··· Dataset entries

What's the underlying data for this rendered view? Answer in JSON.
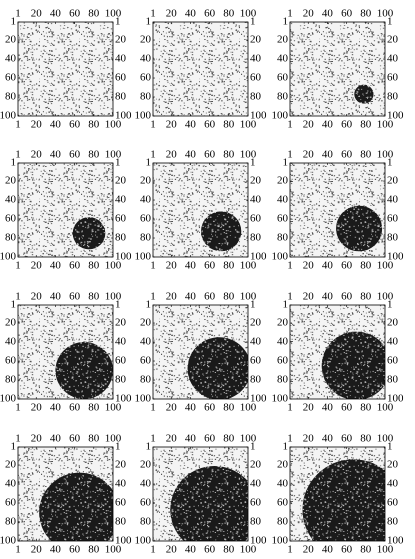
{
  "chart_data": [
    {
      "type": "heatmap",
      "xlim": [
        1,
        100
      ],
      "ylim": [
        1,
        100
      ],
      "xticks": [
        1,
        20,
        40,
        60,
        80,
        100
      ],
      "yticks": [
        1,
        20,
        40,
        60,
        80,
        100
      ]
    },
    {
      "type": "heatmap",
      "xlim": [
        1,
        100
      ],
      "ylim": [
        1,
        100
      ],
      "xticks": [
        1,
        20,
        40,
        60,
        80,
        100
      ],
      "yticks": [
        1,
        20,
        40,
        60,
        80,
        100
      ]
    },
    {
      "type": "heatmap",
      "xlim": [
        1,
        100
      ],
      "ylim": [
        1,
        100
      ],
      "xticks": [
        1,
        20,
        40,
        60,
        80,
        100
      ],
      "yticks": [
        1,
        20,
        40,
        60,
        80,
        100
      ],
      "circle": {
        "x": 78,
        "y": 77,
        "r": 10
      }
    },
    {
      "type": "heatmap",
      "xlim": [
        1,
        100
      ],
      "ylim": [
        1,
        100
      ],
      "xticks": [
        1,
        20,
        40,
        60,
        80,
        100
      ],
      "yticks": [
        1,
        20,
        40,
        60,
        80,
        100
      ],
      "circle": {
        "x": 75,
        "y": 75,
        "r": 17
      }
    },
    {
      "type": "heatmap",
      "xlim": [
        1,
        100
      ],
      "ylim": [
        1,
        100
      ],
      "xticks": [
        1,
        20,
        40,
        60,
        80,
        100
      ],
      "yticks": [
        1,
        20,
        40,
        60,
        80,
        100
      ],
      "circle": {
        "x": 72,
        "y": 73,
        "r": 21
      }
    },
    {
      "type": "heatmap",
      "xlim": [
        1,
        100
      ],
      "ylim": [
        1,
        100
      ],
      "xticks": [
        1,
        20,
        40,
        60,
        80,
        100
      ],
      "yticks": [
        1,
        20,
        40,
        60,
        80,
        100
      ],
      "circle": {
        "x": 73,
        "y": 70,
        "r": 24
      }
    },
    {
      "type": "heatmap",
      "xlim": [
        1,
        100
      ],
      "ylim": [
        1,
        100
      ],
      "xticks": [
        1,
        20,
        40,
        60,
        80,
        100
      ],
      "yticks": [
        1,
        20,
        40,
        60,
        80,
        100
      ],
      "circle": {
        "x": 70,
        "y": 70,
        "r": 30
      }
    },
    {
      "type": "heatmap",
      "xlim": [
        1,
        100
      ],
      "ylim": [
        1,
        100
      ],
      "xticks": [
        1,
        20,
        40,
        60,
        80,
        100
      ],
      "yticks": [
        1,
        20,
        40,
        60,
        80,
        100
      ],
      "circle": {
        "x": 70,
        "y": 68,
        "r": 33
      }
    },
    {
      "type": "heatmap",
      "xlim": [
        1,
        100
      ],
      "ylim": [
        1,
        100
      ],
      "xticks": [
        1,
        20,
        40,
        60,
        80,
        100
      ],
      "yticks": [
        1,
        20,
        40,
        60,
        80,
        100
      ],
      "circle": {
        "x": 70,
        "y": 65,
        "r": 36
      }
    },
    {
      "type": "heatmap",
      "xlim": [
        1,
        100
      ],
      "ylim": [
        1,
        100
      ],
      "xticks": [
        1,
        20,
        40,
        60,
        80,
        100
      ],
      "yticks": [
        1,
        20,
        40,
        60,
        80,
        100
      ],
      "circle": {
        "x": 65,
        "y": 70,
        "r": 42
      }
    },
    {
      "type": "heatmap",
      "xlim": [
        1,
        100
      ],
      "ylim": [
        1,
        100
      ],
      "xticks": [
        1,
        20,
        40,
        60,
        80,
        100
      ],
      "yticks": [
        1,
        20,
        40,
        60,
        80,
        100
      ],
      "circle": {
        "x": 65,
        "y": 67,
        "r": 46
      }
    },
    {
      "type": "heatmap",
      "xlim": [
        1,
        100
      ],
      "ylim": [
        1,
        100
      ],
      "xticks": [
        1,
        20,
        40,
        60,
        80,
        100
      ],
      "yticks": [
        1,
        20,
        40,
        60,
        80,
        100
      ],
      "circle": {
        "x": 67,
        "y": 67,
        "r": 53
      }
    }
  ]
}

······
··· Dataset entries

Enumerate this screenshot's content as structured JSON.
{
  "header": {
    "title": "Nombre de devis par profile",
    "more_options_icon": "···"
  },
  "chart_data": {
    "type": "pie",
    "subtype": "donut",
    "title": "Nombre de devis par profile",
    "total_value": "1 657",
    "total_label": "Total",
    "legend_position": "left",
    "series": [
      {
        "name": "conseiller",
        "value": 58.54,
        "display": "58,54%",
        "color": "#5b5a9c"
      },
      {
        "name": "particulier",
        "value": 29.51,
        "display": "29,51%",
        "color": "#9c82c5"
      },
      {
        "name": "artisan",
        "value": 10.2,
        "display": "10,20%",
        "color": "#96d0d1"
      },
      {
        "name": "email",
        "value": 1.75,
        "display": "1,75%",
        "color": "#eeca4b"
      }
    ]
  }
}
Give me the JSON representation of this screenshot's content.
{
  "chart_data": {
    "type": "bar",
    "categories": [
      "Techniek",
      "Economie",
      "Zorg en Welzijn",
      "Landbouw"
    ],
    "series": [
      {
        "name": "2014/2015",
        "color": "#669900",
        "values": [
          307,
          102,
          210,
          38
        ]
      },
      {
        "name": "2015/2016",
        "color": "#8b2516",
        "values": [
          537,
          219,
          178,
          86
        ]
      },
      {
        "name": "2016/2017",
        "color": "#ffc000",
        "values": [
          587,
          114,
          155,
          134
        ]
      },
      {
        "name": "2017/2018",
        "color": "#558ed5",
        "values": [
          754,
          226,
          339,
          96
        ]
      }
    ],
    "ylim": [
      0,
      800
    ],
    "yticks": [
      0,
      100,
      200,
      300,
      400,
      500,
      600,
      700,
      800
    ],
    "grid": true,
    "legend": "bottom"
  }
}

······
··· Dataset entries

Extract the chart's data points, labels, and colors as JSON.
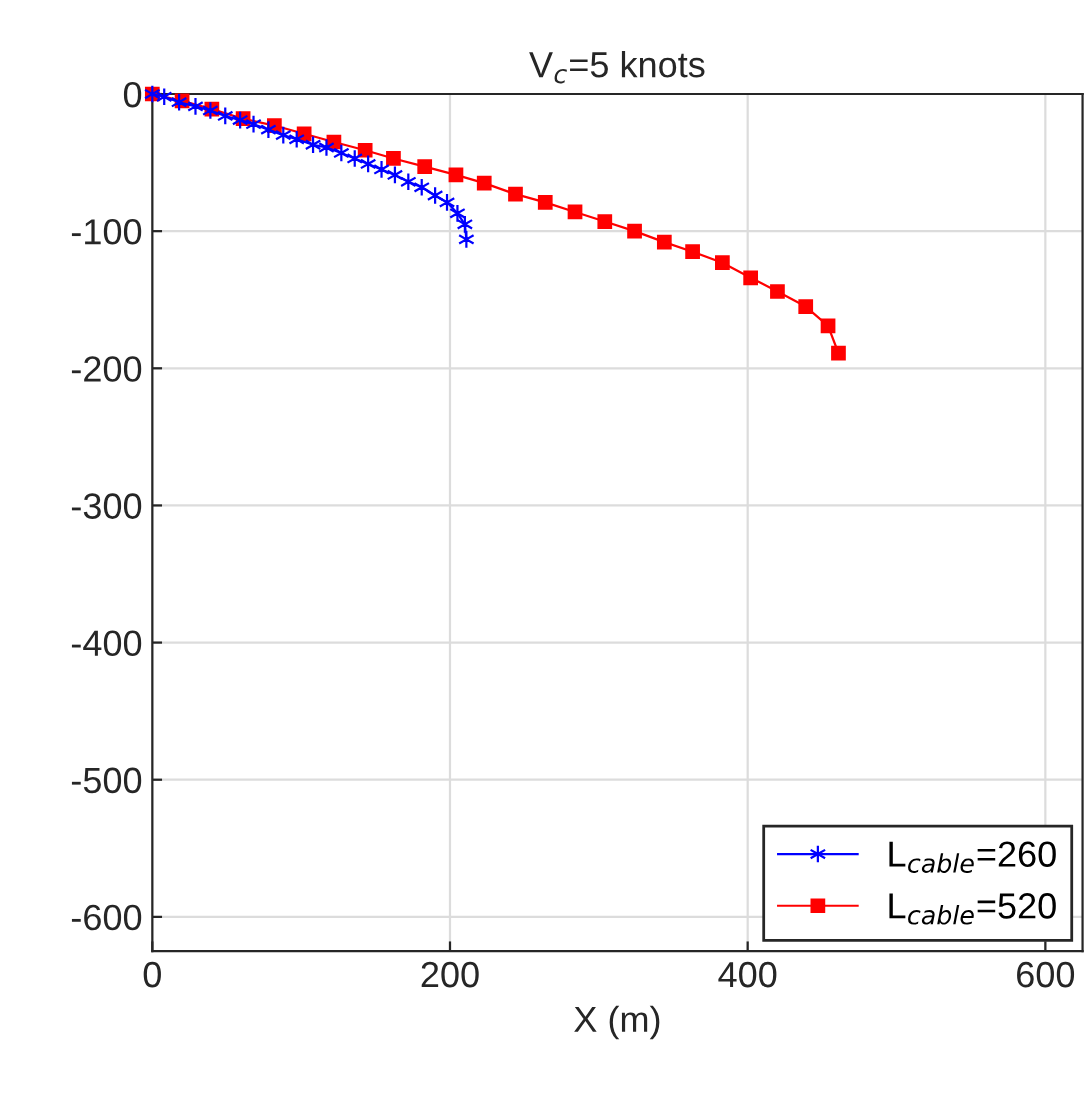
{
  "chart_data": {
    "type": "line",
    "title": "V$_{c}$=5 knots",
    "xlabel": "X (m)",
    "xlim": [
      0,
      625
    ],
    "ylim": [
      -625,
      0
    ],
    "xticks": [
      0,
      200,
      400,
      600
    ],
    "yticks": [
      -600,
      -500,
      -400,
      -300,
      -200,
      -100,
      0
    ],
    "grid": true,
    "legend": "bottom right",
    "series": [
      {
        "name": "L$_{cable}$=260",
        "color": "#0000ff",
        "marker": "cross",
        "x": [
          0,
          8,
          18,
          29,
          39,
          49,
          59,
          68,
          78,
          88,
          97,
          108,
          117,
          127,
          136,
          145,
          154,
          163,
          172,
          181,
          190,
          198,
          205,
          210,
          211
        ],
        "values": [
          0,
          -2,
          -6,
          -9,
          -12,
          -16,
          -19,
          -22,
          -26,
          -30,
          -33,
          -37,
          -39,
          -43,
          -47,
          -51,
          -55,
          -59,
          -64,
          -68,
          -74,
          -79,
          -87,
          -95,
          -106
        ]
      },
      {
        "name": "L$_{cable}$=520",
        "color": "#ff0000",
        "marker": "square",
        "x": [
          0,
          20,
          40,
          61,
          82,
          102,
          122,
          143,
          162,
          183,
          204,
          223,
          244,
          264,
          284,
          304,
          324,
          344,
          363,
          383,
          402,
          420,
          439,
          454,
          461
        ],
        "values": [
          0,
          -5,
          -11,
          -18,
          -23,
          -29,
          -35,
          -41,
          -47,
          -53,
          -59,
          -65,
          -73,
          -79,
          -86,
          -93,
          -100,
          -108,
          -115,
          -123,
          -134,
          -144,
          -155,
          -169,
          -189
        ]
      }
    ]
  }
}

······

▶ [Requirements]:
Count every line of the records that holds "screenshot". State the number, nothing else.

▶ [Result of this task]:
2